▶ _Короткое задание 1_: Воспроизведите без изменений отрывок текста о Рылееве от «Пушкин писал Рылееву» до «и о Рылееве.» включительно.
▶ _Короткое задание 2_:
Согласуются ли с текстом о Рылееве эти утверждения? Для каждого ответьте «да» или «нет» и дословно приведите решающие слова текста.
(a) Пушкин писал о Батюшкове в письме Рылееву.
(b) Слова «Рылеев пришел вовремя…» принадлежат Юрию Верховскому.
(c) Молодежь особенно нуждалась в стихах Рылеева после 1825 года.

▶ _Текст страницы_:
Русские, или Из дворян в интеллигенты — страница 35 из 94

Так что ж означало вызывающее заявление? А вот что: оно было точным указанием на свое место в поэзии — именно в ней, не вне. Было рассчитанным путем к успеху, и расчет оправдался.

Пушкин писал Рылееву о Батюшкове: «…Уважим в нем несчастия и не созревшие надежды», и, конечно, наш современник-литературовед не устоял перед соблазном присовокупить, что вот-де, то же можно сказать и о Рылееве.

Разумеется, можно и должно — если иметь в виду его гибель на виселице. И все же…

«Рылеев пришел вовремя…» — сказал тот же литературовед, Юрий Верховский. И хотя его уход невозможно назвать, не кощунствуя, также свершенным вовремя, тем не менее судьбу поэта Рылеева надо признать сложившейся. Счастливой! «Рылеев — средоточие гражданской поэзии, как она могла наиболее цельно выразиться в условиях времени, среды, ее идеологии и художественного вкуса…» (тот же автор). Да. В стихах Рылеева, притом не столько в их достоинствах, сколько в недостатках (средь коих особенно очевидны — ди-дактичность, метафорическая нищета, наличие «положительного примера» в прямолинейно очерченных лицах русской истории), остро нуждалась молодежь перед 1825 годом, не раньше и не позже восстания: «сегодня рано, послезавтра — поздно». И хотя почтение к этим стихам сохранялось и после — конечно, из-за трагической судьбы сочинителя, — но уже было ясно: будущего у них нет.

Записи разметки:
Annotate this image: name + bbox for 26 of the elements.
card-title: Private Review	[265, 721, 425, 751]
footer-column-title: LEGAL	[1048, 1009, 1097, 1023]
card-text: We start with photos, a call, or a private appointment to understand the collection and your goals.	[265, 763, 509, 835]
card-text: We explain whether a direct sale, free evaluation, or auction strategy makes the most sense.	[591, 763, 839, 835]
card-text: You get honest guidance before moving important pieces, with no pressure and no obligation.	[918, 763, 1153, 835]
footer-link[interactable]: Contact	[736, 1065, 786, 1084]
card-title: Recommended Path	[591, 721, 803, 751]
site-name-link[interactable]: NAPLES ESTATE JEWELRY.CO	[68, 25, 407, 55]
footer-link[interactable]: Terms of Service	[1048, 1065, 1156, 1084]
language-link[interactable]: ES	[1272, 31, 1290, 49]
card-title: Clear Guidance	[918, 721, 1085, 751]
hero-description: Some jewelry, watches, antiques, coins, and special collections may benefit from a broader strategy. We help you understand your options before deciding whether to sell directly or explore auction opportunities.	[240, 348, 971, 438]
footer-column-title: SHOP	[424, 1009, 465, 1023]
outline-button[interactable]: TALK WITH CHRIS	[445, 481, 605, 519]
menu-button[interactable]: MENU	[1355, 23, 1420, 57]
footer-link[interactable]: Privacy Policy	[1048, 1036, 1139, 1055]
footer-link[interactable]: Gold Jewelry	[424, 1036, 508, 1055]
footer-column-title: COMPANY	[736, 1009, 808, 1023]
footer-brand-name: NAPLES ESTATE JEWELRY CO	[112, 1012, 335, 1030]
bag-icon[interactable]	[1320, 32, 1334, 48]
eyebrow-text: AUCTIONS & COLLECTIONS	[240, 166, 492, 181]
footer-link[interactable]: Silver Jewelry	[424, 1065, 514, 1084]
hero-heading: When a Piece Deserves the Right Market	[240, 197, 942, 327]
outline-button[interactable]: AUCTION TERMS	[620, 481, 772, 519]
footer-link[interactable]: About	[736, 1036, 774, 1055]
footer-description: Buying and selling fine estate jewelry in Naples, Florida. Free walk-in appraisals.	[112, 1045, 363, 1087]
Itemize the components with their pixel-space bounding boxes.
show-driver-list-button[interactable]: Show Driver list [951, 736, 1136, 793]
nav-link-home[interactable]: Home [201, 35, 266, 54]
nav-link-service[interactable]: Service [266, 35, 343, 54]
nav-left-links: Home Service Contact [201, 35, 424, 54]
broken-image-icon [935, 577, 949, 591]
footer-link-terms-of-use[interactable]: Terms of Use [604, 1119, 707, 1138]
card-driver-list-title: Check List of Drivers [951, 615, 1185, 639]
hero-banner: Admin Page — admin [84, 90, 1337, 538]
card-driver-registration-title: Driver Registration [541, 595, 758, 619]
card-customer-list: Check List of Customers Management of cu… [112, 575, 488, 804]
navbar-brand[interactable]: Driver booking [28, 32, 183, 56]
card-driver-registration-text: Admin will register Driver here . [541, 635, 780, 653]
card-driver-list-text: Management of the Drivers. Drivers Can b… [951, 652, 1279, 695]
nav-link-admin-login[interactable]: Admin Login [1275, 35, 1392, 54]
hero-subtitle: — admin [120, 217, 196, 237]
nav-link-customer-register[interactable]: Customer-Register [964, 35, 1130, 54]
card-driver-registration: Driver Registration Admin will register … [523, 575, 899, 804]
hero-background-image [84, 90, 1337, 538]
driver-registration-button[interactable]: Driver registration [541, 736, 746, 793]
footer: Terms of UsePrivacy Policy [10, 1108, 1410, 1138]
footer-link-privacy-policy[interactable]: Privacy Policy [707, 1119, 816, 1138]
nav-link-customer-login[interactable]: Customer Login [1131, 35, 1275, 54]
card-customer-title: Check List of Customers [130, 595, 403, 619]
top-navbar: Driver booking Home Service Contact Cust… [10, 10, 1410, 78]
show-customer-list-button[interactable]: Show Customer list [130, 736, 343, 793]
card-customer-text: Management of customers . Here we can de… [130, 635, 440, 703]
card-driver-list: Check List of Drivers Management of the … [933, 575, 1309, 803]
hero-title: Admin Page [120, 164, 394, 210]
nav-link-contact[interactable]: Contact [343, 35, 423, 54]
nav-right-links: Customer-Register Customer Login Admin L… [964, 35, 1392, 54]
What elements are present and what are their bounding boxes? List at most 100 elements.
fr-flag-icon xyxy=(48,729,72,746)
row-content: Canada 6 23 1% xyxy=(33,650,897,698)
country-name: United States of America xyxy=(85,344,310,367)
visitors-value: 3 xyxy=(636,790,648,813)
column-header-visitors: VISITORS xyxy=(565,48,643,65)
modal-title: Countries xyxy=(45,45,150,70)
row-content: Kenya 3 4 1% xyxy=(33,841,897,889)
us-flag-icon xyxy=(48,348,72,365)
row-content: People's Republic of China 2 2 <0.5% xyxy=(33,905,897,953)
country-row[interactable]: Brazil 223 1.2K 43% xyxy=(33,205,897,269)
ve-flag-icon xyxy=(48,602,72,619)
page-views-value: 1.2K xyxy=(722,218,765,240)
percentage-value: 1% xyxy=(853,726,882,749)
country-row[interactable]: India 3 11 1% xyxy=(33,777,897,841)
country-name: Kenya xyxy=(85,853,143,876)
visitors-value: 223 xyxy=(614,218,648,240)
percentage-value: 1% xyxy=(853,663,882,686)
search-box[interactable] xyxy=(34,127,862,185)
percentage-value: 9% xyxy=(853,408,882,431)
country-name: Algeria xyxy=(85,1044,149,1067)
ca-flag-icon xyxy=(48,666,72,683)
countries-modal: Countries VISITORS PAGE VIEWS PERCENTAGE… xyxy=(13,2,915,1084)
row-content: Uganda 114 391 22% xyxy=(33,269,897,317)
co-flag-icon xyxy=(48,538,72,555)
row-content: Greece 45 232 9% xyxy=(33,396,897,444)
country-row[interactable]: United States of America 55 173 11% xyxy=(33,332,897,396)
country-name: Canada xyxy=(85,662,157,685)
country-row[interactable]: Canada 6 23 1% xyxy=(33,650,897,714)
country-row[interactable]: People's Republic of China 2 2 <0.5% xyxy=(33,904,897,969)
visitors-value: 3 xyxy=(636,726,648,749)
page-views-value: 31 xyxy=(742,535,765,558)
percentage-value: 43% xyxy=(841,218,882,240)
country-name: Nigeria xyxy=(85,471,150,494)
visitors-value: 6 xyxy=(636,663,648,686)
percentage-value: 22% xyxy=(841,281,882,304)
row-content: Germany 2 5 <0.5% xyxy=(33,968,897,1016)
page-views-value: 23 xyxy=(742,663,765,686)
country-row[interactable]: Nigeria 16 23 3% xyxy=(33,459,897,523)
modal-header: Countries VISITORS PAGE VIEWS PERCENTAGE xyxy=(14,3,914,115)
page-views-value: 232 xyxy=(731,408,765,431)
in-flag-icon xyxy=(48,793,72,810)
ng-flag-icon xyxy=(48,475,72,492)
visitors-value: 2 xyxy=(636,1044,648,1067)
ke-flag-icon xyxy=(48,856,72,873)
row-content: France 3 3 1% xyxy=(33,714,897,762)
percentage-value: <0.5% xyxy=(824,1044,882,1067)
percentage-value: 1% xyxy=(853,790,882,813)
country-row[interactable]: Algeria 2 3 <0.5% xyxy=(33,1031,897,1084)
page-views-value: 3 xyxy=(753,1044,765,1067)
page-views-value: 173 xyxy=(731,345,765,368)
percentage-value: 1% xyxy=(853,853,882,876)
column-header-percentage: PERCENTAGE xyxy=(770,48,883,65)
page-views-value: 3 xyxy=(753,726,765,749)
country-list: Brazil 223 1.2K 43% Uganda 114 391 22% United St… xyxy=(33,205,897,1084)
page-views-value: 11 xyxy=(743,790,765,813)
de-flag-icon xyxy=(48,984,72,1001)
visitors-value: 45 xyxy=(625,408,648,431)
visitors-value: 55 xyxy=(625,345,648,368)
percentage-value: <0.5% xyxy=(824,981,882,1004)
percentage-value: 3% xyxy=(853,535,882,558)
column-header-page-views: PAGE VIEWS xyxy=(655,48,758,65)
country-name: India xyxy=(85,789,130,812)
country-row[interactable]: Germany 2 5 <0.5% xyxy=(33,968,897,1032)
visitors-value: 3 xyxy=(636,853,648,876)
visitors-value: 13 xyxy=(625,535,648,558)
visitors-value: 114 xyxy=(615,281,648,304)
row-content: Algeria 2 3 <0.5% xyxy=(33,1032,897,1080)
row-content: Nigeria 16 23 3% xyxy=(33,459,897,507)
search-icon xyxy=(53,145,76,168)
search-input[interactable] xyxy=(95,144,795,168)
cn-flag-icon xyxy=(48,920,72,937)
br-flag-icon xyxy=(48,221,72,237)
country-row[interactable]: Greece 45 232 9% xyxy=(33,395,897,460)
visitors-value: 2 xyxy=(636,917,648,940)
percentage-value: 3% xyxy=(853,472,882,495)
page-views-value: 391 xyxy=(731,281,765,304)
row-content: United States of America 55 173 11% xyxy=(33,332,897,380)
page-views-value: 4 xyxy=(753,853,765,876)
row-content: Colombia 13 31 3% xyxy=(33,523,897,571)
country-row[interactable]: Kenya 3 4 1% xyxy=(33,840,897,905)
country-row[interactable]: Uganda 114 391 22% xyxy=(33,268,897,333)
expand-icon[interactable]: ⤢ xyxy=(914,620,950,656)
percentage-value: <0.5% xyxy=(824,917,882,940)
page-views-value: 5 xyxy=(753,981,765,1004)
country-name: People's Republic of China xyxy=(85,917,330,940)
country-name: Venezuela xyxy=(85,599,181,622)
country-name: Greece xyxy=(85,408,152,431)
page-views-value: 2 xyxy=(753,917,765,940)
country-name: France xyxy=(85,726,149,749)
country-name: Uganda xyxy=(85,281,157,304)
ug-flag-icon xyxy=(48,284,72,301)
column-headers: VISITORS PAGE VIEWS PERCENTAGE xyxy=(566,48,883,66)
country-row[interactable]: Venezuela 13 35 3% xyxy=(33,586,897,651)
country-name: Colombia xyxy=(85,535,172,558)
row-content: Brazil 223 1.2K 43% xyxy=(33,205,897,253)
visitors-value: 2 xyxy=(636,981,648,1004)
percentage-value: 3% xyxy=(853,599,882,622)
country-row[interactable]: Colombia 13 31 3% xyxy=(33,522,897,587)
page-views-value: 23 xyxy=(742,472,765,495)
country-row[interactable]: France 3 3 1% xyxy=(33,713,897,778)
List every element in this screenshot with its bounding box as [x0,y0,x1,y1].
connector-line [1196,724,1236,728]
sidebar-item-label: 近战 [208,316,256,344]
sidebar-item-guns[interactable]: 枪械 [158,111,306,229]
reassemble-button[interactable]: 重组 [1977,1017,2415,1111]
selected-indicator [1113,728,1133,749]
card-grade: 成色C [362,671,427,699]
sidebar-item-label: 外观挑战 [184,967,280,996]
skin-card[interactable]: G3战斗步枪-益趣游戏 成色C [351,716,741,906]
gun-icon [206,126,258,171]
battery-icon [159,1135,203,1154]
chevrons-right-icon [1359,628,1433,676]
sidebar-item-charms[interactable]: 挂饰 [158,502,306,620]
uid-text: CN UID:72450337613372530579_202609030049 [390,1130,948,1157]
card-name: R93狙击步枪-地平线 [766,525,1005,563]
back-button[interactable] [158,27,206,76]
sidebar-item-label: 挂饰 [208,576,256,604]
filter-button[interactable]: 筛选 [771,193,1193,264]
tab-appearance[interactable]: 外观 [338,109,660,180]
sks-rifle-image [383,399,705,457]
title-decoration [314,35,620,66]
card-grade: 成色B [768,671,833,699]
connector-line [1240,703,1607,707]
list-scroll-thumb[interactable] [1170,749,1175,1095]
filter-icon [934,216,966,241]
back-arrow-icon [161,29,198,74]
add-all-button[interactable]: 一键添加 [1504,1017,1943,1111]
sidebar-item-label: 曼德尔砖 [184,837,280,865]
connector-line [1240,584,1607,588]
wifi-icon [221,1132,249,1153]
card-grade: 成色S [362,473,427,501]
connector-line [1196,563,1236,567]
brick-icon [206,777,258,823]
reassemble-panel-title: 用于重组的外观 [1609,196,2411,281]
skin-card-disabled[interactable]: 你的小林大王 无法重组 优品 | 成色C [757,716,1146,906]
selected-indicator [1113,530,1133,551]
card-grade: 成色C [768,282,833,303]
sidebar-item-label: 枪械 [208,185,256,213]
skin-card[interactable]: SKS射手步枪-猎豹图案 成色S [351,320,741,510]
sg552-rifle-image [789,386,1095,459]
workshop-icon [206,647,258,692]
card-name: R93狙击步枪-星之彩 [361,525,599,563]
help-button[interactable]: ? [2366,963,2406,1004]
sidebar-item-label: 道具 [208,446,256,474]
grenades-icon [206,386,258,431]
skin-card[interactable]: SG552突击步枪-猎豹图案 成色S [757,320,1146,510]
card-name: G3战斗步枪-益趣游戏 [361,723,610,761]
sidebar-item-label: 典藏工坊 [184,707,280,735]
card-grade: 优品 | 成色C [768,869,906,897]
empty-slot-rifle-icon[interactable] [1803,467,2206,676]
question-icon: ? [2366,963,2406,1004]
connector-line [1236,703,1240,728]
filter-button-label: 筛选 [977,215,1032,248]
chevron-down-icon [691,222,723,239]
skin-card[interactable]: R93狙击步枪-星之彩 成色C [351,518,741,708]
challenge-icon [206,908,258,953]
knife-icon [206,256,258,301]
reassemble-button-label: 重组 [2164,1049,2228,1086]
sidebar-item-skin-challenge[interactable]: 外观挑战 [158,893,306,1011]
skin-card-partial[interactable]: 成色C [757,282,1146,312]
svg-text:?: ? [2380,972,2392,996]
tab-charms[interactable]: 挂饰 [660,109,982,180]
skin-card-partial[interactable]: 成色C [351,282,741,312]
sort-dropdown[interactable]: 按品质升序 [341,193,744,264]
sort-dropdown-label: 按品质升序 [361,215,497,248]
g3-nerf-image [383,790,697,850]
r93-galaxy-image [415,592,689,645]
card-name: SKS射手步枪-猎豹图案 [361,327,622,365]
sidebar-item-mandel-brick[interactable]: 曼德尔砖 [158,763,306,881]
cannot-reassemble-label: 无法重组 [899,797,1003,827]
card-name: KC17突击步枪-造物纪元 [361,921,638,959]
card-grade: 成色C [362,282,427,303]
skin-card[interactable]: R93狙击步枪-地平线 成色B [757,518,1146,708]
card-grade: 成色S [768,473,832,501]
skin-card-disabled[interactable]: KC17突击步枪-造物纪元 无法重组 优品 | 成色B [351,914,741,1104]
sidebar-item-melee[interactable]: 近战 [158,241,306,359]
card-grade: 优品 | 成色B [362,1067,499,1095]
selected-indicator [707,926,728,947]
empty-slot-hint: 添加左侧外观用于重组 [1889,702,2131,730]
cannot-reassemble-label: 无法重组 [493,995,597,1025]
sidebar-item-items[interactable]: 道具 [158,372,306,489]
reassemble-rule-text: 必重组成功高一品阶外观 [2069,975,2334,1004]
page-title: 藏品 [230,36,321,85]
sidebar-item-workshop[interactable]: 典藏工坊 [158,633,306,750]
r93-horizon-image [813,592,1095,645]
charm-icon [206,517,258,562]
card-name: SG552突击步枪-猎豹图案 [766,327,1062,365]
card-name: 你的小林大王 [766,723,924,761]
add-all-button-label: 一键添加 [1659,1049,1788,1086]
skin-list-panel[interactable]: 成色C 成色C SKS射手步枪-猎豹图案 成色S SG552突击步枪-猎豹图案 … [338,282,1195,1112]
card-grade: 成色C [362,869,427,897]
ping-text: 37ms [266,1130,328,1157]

▶ _Полное решение 1_:
Пушкин писал Рылееву о Батюшкове: «…Уважим в нем несчастия и не созревшие надежды», и, конечно, наш современник-литературовед не устоял перед соблазном присовокупить, что вот-де, то же можно сказать и о Рылееве.

▶ _Полное решение 2_:
(a) Да: «Пушкин писал Рылееву о Батюшкове».
(b) Да: «„Рылеев пришел вовремя…“ — сказал тот же литературовед, Юрий Верховский».
(c) Нет: «остро нуждалась молодежь перед 1825 годом, не раньше и не позже восстания».